■ **Records that describe figures**:
__________
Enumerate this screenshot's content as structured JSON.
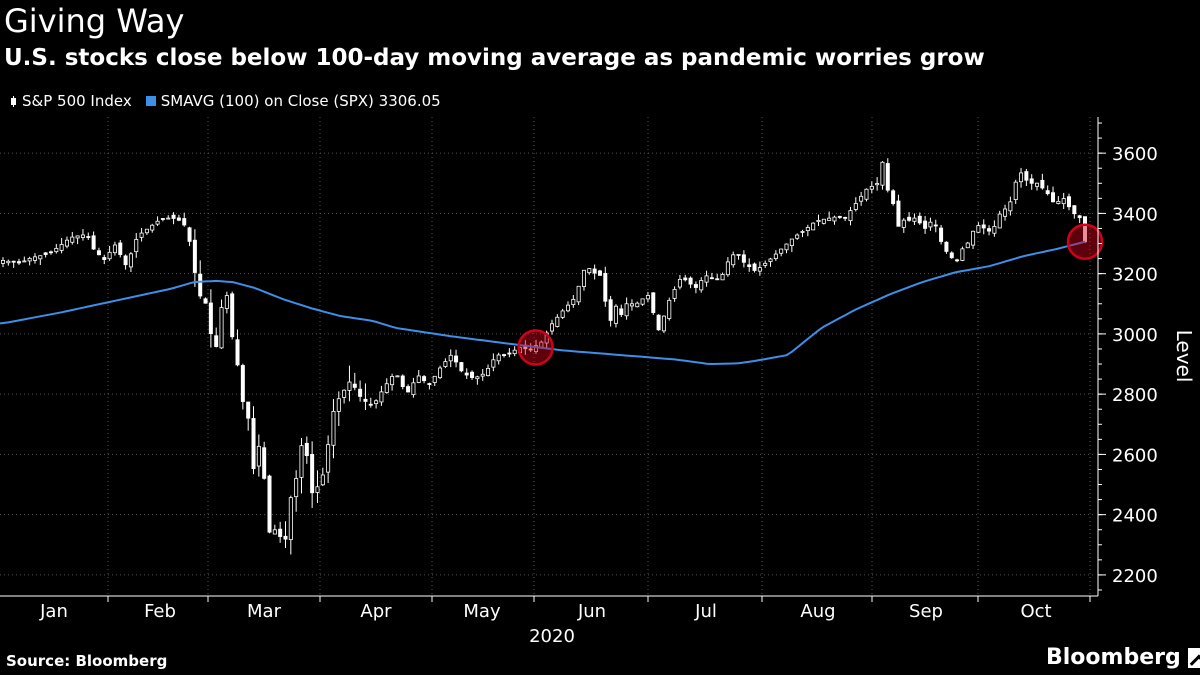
{
  "chart_data": {
    "type": "candlestick",
    "title": "Giving Way",
    "subtitle": "U.S. stocks close below 100-day moving average as pandemic worries grow",
    "legend": {
      "series1": "S&P 500 Index",
      "series2_name": "SMAVG (100)",
      "series2_suffix": " on Close (SPX) 3306.05"
    },
    "ylabel": "Level",
    "ylim": [
      2130,
      3720
    ],
    "yticks": [
      2200,
      2400,
      2600,
      2800,
      3000,
      3200,
      3400,
      3600
    ],
    "months": [
      "Jan",
      "Feb",
      "Mar",
      "Apr",
      "May",
      "Jun",
      "Jul",
      "Aug",
      "Sep",
      "Oct"
    ],
    "year_label": "2020",
    "grid": true,
    "colors": {
      "candles": "#ffffff",
      "moving_average": "#3d8fe8",
      "highlight": "#d0021b",
      "grid": "#555555"
    },
    "highlights": [
      {
        "index": 95,
        "value": 2955
      },
      {
        "index": 202,
        "value": 3306
      }
    ],
    "price_anchors": [
      [
        0,
        3244
      ],
      [
        3,
        3235
      ],
      [
        5,
        3253
      ],
      [
        8,
        3265
      ],
      [
        10,
        3290
      ],
      [
        12,
        3320
      ],
      [
        14,
        3328
      ],
      [
        15,
        3330
      ],
      [
        16,
        3285
      ],
      [
        18,
        3245
      ],
      [
        20,
        3296
      ],
      [
        22,
        3225
      ],
      [
        24,
        3325
      ],
      [
        26,
        3352
      ],
      [
        28,
        3380
      ],
      [
        30,
        3386
      ],
      [
        32,
        3373
      ],
      [
        33,
        3338
      ],
      [
        34,
        3226
      ],
      [
        35,
        3128
      ],
      [
        36,
        3116
      ],
      [
        37,
        3005
      ],
      [
        38,
        2954
      ],
      [
        39,
        3090
      ],
      [
        40,
        3130
      ],
      [
        41,
        2972
      ],
      [
        42,
        2882
      ],
      [
        43,
        2746
      ],
      [
        44,
        2711
      ],
      [
        45,
        2480
      ],
      [
        46,
        2711
      ],
      [
        47,
        2386
      ],
      [
        48,
        2304
      ],
      [
        49,
        2398
      ],
      [
        50,
        2237
      ],
      [
        51,
        2447
      ],
      [
        52,
        2475
      ],
      [
        53,
        2630
      ],
      [
        54,
        2626
      ],
      [
        55,
        2470
      ],
      [
        56,
        2489
      ],
      [
        57,
        2527
      ],
      [
        58,
        2633
      ],
      [
        59,
        2749
      ],
      [
        60,
        2789
      ],
      [
        62,
        2846
      ],
      [
        64,
        2783
      ],
      [
        66,
        2761
      ],
      [
        68,
        2823
      ],
      [
        70,
        2874
      ],
      [
        72,
        2799
      ],
      [
        74,
        2863
      ],
      [
        76,
        2830
      ],
      [
        78,
        2888
      ],
      [
        80,
        2932
      ],
      [
        82,
        2870
      ],
      [
        84,
        2852
      ],
      [
        86,
        2870
      ],
      [
        88,
        2930
      ],
      [
        90,
        2930
      ],
      [
        92,
        2955
      ],
      [
        94,
        2948
      ],
      [
        96,
        2972
      ],
      [
        98,
        3036
      ],
      [
        100,
        3080
      ],
      [
        102,
        3120
      ],
      [
        104,
        3232
      ],
      [
        105,
        3206
      ],
      [
        107,
        3190
      ],
      [
        108,
        3002
      ],
      [
        109,
        3113
      ],
      [
        110,
        3050
      ],
      [
        111,
        3100
      ],
      [
        113,
        3100
      ],
      [
        115,
        3130
      ],
      [
        117,
        3010
      ],
      [
        119,
        3120
      ],
      [
        121,
        3190
      ],
      [
        123,
        3160
      ],
      [
        124,
        3150
      ],
      [
        125,
        3200
      ],
      [
        126,
        3185
      ],
      [
        128,
        3180
      ],
      [
        129,
        3230
      ],
      [
        130,
        3260
      ],
      [
        131,
        3270
      ],
      [
        132,
        3240
      ],
      [
        134,
        3210
      ],
      [
        135,
        3220
      ],
      [
        137,
        3250
      ],
      [
        139,
        3285
      ],
      [
        141,
        3320
      ],
      [
        143,
        3345
      ],
      [
        145,
        3375
      ],
      [
        147,
        3383
      ],
      [
        149,
        3390
      ],
      [
        150,
        3380
      ],
      [
        152,
        3430
      ],
      [
        154,
        3480
      ],
      [
        156,
        3500
      ],
      [
        157,
        3580
      ],
      [
        158,
        3455
      ],
      [
        159,
        3426
      ],
      [
        160,
        3331
      ],
      [
        161,
        3400
      ],
      [
        162,
        3363
      ],
      [
        163,
        3400
      ],
      [
        164,
        3340
      ],
      [
        166,
        3383
      ],
      [
        167,
        3320
      ],
      [
        168,
        3280
      ],
      [
        170,
        3236
      ],
      [
        171,
        3280
      ],
      [
        172,
        3298
      ],
      [
        173,
        3340
      ],
      [
        174,
        3360
      ],
      [
        175,
        3351
      ],
      [
        176,
        3340
      ],
      [
        177,
        3360
      ],
      [
        178,
        3408
      ],
      [
        179,
        3417
      ],
      [
        180,
        3448
      ],
      [
        181,
        3535
      ],
      [
        182,
        3534
      ],
      [
        183,
        3490
      ],
      [
        184,
        3510
      ],
      [
        185,
        3488
      ],
      [
        186,
        3479
      ],
      [
        187,
        3440
      ],
      [
        188,
        3435
      ],
      [
        189,
        3455
      ],
      [
        190,
        3426
      ],
      [
        191,
        3400
      ],
      [
        192,
        3390
      ],
      [
        193,
        3306
      ]
    ],
    "sma_anchors": [
      [
        0,
        3035
      ],
      [
        10,
        3070
      ],
      [
        20,
        3110
      ],
      [
        30,
        3150
      ],
      [
        34,
        3172
      ],
      [
        38,
        3176
      ],
      [
        41,
        3172
      ],
      [
        45,
        3152
      ],
      [
        50,
        3115
      ],
      [
        55,
        3085
      ],
      [
        60,
        3060
      ],
      [
        66,
        3043
      ],
      [
        70,
        3020
      ],
      [
        80,
        2992
      ],
      [
        90,
        2968
      ],
      [
        100,
        2945
      ],
      [
        110,
        2930
      ],
      [
        120,
        2915
      ],
      [
        126,
        2900
      ],
      [
        131,
        2902
      ],
      [
        134,
        2910
      ],
      [
        140,
        2930
      ],
      [
        146,
        3020
      ],
      [
        152,
        3080
      ],
      [
        158,
        3130
      ],
      [
        164,
        3172
      ],
      [
        170,
        3205
      ],
      [
        176,
        3225
      ],
      [
        182,
        3258
      ],
      [
        188,
        3282
      ],
      [
        193,
        3306
      ]
    ]
  },
  "source": "Source: Bloomberg",
  "brand": "Bloomberg"
}
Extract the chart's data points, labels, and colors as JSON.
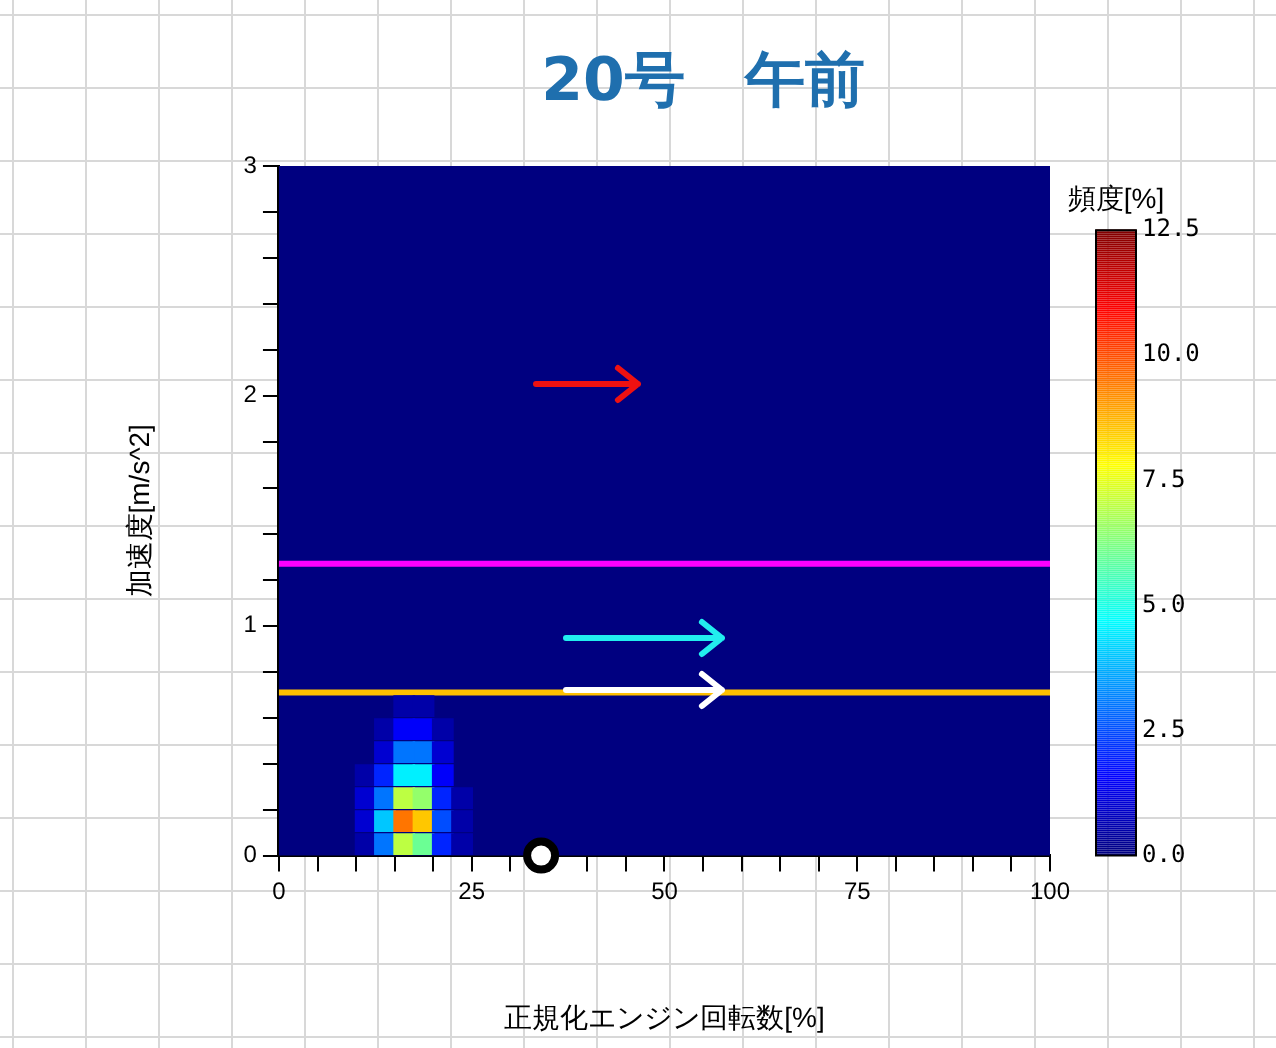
{
  "chart_data": {
    "type": "scatter",
    "title": "20号　午前",
    "xlabel": "正規化エンジン回転数[%]",
    "ylabel": "加速度[m/s^2]",
    "clabel": "頻度[%]",
    "series": [
      {
        "marker": "square",
        "x": [
          16.25,
          18.75,
          13.75,
          16.25,
          18.75,
          21.25,
          13.75,
          16.25,
          18.75,
          21.25,
          11.25,
          13.75,
          16.25,
          18.75,
          21.25,
          11.25,
          13.75,
          16.25,
          18.75,
          21.25,
          23.75,
          11.25,
          13.75,
          16.25,
          18.75,
          21.25,
          23.75,
          11.25,
          13.75,
          16.25,
          18.75,
          21.25,
          23.75
        ],
        "values": [
          0.65,
          0.65,
          0.55,
          0.55,
          0.55,
          0.55,
          0.45,
          0.45,
          0.45,
          0.45,
          0.35,
          0.35,
          0.35,
          0.35,
          0.35,
          0.25,
          0.25,
          0.25,
          0.25,
          0.25,
          0.25,
          0.15,
          0.15,
          0.15,
          0.15,
          0.15,
          0.15,
          0.05,
          0.05,
          0.05,
          0.05,
          0.05,
          0.05
        ],
        "cvalues": [
          0.5,
          0.5,
          0.5,
          1.5,
          1.5,
          0.5,
          1,
          3,
          3,
          1,
          0.5,
          2,
          4.5,
          4.5,
          1.5,
          1,
          3,
          7,
          6.5,
          2,
          0.5,
          1,
          4,
          9.5,
          8.5,
          2.5,
          0.5,
          0.5,
          3,
          7,
          6,
          2,
          0.5
        ],
        "colors": [
          "#0000a8",
          "#0000a8",
          "#0000a8",
          "#0000fa",
          "#0000fa",
          "#0000a8",
          "#0000d1",
          "#0075ff",
          "#0075ff",
          "#0000d1",
          "#0000a8",
          "#0024ff",
          "#00f0ff",
          "#00f0ff",
          "#0000fa",
          "#0000d1",
          "#0075ff",
          "#bdff42",
          "#94ff6b",
          "#0024ff",
          "#0000a8",
          "#0000d1",
          "#00c7ff",
          "#ff7500",
          "#ffc700",
          "#004dff",
          "#0000a8",
          "#0000a8",
          "#0075ff",
          "#bdff42",
          "#6bff94",
          "#0024ff",
          "#0000a8"
        ]
      },
      {
        "marker": "circle",
        "color": "#000000",
        "x": [
          34
        ],
        "values": [
          0
        ]
      }
    ],
    "xlim": [
      0,
      100
    ],
    "ylim": [
      0,
      3
    ],
    "xticks": [
      0,
      {
        "value": 5,
        "label": null
      },
      {
        "value": 10,
        "label": null
      },
      {
        "value": 15,
        "label": null
      },
      {
        "value": 20,
        "label": null
      },
      25,
      {
        "value": 30,
        "label": null
      },
      {
        "value": 35,
        "label": null
      },
      {
        "value": 40,
        "label": null
      },
      {
        "value": 45,
        "label": null
      },
      50,
      {
        "value": 55,
        "label": null
      },
      {
        "value": 60,
        "label": null
      },
      {
        "value": 65,
        "label": null
      },
      {
        "value": 70,
        "label": null
      },
      75,
      {
        "value": 80,
        "label": null
      },
      {
        "value": 85,
        "label": null
      },
      {
        "value": 90,
        "label": null
      },
      {
        "value": 95,
        "label": null
      },
      100
    ],
    "yticks": [
      0,
      {
        "value": 0.2,
        "label": null
      },
      {
        "value": 0.4,
        "label": null
      },
      {
        "value": 0.6,
        "label": null
      },
      {
        "value": 0.8,
        "label": null
      },
      1,
      {
        "value": 1.2,
        "label": null
      },
      {
        "value": 1.4,
        "label": null
      },
      {
        "value": 1.6,
        "label": null
      },
      {
        "value": 1.8,
        "label": null
      },
      2,
      {
        "value": 2.2,
        "label": null
      },
      {
        "value": 2.4,
        "label": null
      },
      {
        "value": 2.6,
        "label": null
      },
      {
        "value": 2.8,
        "label": null
      },
      3
    ],
    "clim": [
      0,
      12.5
    ],
    "cticks": [
      {
        "value": 0,
        "label": "0.0"
      },
      {
        "value": 2.5,
        "label": "2.5"
      },
      {
        "value": 5,
        "label": "5.0"
      },
      {
        "value": 7.5,
        "label": "7.5"
      },
      {
        "value": 10,
        "label": "10.0"
      },
      {
        "value": 12.5,
        "label": "12.5"
      }
    ],
    "ref_lines": [
      {
        "axis": "y",
        "value": 1.27,
        "color": "#ff00ff"
      },
      {
        "axis": "y",
        "value": 0.71,
        "color": "#ffc000"
      }
    ],
    "legend": false
  }
}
__________
For each line of the listing that holds the word "JSON", show that line.

■ **The response**:
Enumerate this screenshot's content as structured JSON.
Extract the chart's data points, labels, and colors as JSON.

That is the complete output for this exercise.